start

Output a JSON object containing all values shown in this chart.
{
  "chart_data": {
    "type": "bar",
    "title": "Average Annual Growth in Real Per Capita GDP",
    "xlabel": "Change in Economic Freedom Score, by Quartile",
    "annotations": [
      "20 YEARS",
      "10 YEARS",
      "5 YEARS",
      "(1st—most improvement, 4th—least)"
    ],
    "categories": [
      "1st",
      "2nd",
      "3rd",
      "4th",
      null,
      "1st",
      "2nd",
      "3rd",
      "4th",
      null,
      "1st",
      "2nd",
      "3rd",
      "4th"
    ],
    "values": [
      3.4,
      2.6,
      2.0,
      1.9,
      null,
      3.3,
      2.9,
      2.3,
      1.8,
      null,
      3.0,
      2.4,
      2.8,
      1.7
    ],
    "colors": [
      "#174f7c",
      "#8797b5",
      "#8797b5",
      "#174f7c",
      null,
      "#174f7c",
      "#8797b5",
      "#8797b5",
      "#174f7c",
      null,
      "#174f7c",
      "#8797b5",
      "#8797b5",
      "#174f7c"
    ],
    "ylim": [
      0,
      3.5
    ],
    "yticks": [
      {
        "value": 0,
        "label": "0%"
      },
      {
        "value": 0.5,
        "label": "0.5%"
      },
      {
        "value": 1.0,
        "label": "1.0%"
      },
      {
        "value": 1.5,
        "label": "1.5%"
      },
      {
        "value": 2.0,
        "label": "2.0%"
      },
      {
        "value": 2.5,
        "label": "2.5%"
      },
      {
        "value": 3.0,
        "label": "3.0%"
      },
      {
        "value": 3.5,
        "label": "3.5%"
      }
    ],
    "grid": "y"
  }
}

end

# Aim of the task
Please reproduce each record precisely as written.

# Task response
Output a JSON object containing all values shown in this chart.
{
  "chart_data": {
    "type": "bar",
    "title": "Average Annual Growth in Real Per Capita GDP",
    "xlabel": "Change in Economic Freedom Score, by Quartile",
    "annotations": [
      "20 YEARS",
      "10 YEARS",
      "5 YEARS",
      "(1st—most improvement, 4th—least)"
    ],
    "categories": [
      "1st",
      "2nd",
      "3rd",
      "4th",
      null,
      "1st",
      "2nd",
      "3rd",
      "4th",
      null,
      "1st",
      "2nd",
      "3rd",
      "4th"
    ],
    "values": [
      3.4,
      2.6,
      2.0,
      1.9,
      null,
      3.3,
      2.9,
      2.3,
      1.8,
      null,
      3.0,
      2.4,
      2.8,
      1.7
    ],
    "colors": [
      "#174f7c",
      "#8797b5",
      "#8797b5",
      "#174f7c",
      null,
      "#174f7c",
      "#8797b5",
      "#8797b5",
      "#174f7c",
      null,
      "#174f7c",
      "#8797b5",
      "#8797b5",
      "#174f7c"
    ],
    "ylim": [
      0,
      3.5
    ],
    "yticks": [
      {
        "value": 0,
        "label": "0%"
      },
      {
        "value": 0.5,
        "label": "0.5%"
      },
      {
        "value": 1.0,
        "label": "1.0%"
      },
      {
        "value": 1.5,
        "label": "1.5%"
      },
      {
        "value": 2.0,
        "label": "2.0%"
      },
      {
        "value": 2.5,
        "label": "2.5%"
      },
      {
        "value": 3.0,
        "label": "3.0%"
      },
      {
        "value": 3.5,
        "label": "3.5%"
      }
    ],
    "grid": "y"
  }
}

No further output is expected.